## GIVEN REQUEST
Of all the lines in the material, how many contain the word "important"? State the number alone.

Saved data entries

================

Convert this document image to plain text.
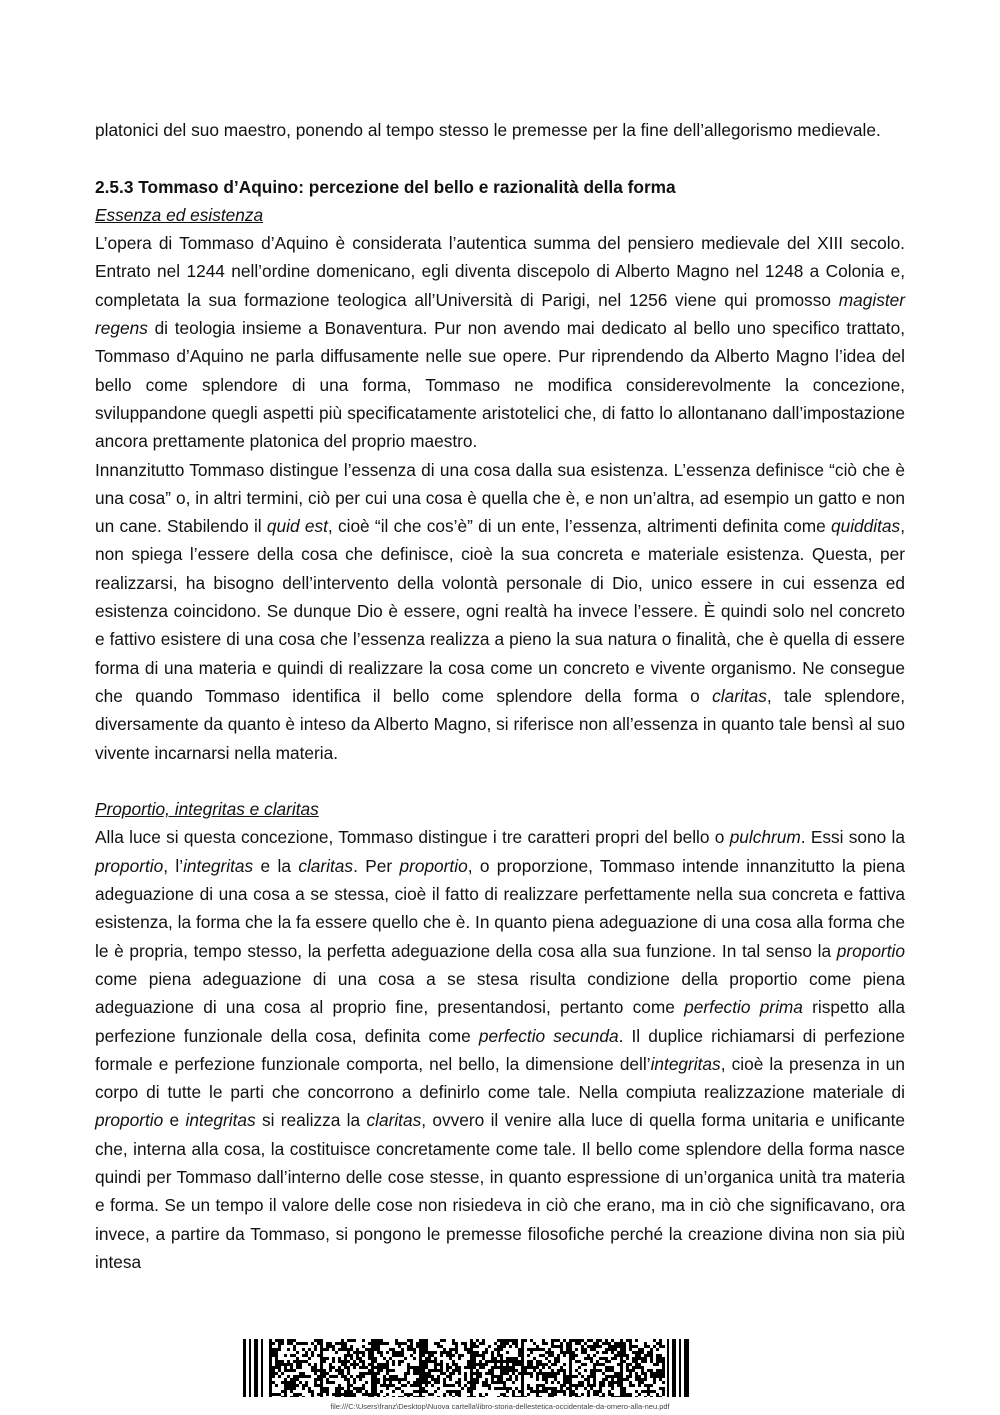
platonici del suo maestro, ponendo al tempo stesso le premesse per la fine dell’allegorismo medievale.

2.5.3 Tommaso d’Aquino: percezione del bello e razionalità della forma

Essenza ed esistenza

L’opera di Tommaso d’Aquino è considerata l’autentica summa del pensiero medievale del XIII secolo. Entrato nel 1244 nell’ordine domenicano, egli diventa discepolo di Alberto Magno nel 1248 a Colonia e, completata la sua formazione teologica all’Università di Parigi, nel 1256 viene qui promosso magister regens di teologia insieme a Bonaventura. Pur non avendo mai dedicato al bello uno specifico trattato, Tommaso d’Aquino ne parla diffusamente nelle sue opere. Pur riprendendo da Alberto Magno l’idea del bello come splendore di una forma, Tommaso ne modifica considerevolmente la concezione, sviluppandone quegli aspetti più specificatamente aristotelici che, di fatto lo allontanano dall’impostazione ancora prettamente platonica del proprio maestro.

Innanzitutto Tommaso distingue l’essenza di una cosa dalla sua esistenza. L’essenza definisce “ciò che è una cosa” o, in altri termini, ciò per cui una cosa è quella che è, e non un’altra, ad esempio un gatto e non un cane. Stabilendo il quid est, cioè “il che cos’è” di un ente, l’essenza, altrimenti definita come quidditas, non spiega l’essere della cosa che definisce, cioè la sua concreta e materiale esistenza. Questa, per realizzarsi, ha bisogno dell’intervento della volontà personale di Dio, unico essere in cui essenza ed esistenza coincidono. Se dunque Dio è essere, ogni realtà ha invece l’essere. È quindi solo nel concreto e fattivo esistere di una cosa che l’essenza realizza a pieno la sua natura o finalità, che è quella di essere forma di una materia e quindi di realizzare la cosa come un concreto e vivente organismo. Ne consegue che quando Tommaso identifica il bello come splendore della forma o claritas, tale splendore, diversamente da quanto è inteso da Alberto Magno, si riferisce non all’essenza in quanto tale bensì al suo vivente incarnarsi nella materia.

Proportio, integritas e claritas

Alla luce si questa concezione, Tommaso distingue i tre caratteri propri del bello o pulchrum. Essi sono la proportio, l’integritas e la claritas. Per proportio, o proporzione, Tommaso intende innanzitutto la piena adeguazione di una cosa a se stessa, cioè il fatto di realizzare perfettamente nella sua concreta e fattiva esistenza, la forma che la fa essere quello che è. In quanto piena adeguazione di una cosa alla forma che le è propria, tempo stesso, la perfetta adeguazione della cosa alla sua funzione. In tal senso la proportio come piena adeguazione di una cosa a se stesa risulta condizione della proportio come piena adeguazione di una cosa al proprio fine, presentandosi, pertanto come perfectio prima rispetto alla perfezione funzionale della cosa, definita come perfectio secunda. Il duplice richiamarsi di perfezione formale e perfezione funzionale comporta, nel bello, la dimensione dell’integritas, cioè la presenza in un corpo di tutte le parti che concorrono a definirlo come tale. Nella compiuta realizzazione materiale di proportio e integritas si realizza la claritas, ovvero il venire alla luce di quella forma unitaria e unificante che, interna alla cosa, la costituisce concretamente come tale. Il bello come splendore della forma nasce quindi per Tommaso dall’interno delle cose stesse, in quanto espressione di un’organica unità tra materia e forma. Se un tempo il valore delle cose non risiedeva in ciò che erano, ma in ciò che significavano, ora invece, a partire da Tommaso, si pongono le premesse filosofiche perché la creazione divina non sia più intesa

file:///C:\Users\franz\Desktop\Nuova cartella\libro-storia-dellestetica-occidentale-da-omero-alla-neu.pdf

================

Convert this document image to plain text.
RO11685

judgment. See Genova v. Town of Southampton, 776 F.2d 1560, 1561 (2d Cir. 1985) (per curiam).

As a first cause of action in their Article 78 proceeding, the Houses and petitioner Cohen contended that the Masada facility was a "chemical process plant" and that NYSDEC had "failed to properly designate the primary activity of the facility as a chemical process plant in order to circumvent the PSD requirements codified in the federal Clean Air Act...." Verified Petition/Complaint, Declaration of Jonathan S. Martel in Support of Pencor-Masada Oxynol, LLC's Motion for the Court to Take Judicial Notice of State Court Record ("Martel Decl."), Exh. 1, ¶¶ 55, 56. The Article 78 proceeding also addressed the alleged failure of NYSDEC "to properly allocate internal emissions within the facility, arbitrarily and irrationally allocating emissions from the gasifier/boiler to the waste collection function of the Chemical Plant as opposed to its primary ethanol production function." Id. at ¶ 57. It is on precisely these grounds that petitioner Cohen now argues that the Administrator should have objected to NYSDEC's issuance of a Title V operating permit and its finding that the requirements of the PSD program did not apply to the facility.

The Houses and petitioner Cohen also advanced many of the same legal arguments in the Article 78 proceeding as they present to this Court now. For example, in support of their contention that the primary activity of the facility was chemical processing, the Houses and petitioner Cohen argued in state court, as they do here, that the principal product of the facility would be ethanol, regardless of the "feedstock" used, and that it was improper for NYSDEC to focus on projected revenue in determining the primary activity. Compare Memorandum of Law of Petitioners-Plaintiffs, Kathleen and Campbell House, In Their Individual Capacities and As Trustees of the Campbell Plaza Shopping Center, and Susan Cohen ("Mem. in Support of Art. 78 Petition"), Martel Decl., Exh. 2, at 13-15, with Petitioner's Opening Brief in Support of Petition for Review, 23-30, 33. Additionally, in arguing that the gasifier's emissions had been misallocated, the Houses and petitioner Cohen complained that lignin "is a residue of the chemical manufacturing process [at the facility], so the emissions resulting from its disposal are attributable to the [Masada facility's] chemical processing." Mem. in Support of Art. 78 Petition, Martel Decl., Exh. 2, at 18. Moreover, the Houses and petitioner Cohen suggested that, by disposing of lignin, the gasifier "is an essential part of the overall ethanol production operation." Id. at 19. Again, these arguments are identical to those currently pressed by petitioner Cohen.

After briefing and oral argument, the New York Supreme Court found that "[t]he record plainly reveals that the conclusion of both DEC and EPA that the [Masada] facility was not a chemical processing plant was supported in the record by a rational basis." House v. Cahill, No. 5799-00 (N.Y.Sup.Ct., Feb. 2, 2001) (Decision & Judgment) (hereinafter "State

================

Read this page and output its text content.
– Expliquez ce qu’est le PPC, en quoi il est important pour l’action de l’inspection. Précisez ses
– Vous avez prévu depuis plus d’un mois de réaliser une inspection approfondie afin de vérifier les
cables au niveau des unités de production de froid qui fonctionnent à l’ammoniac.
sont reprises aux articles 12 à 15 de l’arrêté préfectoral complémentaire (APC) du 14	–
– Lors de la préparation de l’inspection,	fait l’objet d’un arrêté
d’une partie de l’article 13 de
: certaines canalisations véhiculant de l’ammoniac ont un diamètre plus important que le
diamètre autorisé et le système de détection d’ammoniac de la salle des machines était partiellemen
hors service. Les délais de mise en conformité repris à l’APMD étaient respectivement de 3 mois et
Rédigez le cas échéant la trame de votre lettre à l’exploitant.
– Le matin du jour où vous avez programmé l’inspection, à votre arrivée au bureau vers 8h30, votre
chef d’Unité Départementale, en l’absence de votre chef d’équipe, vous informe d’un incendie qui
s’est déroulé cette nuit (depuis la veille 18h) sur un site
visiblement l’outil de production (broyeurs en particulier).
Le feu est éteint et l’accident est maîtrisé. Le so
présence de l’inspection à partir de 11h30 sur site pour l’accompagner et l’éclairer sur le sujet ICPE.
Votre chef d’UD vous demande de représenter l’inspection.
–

================

## ANSWER TO THIS TASK
2